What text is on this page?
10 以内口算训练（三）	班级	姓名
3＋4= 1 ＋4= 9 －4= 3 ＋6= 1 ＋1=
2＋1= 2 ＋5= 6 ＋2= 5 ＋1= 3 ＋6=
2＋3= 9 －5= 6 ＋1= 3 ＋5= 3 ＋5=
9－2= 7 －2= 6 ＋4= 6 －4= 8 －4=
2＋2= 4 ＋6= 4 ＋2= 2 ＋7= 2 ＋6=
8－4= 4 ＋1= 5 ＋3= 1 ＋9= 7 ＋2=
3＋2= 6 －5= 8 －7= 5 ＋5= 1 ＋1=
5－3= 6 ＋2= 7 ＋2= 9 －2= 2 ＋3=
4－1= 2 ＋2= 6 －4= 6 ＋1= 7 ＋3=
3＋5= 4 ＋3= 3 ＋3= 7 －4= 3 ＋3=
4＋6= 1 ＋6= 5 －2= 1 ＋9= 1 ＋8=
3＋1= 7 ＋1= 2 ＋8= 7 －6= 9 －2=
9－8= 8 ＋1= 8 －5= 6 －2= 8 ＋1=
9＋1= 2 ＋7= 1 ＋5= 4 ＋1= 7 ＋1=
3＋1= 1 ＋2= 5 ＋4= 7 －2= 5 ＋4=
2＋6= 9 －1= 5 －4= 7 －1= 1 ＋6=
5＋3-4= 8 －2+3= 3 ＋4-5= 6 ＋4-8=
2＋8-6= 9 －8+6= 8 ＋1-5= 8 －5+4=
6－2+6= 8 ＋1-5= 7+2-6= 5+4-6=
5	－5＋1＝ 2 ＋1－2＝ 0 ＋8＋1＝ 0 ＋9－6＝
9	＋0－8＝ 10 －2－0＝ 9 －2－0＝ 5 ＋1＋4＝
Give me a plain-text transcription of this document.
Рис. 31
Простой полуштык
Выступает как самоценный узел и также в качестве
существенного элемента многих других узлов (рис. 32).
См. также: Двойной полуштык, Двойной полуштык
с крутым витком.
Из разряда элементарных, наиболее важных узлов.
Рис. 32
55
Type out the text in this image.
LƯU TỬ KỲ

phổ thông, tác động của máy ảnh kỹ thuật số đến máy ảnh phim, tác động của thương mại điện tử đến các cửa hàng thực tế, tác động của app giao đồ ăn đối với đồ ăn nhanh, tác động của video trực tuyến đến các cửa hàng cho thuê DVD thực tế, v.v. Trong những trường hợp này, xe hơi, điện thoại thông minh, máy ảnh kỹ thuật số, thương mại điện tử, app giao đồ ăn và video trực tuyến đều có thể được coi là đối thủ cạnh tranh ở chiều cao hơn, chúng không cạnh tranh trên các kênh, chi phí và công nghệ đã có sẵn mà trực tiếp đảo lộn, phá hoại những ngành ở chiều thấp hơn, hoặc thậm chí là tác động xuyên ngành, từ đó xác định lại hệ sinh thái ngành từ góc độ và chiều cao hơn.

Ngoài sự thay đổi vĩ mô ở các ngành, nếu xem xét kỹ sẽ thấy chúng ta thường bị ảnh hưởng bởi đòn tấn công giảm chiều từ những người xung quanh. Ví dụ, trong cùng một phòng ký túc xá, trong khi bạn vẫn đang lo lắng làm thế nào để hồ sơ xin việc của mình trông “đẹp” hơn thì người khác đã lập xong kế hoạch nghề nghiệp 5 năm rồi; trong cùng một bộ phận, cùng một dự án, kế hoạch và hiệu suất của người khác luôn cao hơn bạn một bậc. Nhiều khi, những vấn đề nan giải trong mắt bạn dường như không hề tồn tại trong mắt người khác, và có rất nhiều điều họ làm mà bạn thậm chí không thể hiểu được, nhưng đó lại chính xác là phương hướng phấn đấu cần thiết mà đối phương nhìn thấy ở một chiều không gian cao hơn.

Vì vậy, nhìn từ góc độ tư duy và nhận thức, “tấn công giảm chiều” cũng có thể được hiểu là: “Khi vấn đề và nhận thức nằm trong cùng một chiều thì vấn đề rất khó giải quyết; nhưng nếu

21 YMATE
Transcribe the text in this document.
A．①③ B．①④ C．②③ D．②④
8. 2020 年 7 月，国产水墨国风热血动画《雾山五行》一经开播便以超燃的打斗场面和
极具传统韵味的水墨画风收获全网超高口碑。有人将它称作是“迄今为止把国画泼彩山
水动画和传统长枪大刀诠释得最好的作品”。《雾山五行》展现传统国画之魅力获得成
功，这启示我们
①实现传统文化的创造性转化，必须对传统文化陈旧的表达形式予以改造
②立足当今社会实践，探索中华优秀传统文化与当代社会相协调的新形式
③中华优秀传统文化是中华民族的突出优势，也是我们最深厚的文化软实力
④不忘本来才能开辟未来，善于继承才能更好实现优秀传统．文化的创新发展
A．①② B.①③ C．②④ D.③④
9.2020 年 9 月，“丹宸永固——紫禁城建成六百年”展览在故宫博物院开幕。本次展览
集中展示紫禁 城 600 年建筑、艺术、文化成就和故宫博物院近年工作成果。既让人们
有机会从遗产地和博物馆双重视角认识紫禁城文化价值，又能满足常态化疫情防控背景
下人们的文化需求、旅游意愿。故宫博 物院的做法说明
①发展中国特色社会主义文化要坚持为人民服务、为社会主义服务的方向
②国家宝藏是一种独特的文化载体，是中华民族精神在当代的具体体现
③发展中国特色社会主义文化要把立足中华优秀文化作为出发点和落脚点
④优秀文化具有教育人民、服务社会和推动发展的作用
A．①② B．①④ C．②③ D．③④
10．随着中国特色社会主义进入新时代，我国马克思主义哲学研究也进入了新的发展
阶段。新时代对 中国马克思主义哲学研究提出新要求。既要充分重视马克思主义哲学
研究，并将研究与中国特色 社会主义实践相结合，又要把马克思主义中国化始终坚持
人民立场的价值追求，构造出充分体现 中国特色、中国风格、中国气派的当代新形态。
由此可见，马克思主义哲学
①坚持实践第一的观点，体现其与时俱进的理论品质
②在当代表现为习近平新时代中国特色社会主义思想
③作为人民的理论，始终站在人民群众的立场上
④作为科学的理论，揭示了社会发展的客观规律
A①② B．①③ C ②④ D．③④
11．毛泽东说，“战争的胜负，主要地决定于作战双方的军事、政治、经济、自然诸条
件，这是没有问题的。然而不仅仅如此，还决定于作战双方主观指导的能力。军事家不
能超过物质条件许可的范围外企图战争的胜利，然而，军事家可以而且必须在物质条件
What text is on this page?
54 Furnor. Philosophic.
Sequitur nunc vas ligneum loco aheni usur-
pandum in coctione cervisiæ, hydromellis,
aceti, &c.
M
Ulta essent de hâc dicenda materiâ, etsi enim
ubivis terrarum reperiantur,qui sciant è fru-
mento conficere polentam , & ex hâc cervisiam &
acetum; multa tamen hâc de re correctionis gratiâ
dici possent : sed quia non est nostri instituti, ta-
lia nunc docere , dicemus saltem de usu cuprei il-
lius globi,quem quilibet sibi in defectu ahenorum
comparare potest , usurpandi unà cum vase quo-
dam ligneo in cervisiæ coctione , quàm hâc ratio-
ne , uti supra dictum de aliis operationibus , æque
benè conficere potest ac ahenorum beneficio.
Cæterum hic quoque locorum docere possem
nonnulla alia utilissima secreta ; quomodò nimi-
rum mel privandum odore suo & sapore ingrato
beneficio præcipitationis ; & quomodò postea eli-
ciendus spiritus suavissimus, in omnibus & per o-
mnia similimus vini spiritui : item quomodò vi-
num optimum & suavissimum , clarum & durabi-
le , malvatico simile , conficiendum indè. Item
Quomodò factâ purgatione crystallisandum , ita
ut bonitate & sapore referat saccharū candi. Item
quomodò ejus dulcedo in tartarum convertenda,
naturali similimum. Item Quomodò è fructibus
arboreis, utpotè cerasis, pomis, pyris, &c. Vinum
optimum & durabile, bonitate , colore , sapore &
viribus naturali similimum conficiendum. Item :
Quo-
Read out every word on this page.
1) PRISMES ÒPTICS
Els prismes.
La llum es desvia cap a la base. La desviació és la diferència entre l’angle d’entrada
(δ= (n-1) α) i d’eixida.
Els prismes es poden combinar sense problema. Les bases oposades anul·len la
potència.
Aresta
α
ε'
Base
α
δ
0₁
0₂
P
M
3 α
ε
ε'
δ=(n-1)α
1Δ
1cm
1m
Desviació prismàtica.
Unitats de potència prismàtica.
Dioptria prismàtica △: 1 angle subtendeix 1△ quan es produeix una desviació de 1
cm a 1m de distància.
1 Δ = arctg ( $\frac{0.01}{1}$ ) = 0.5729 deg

▶ _TASK TO COMPLETE_
In the material above, find the lines that contain "potest" and show them.

▶ _RESULT FOR THIS TASK_
comparare potest , usurpandi unà cum vase quo-
benè conficere potest ac ahenorum beneficio.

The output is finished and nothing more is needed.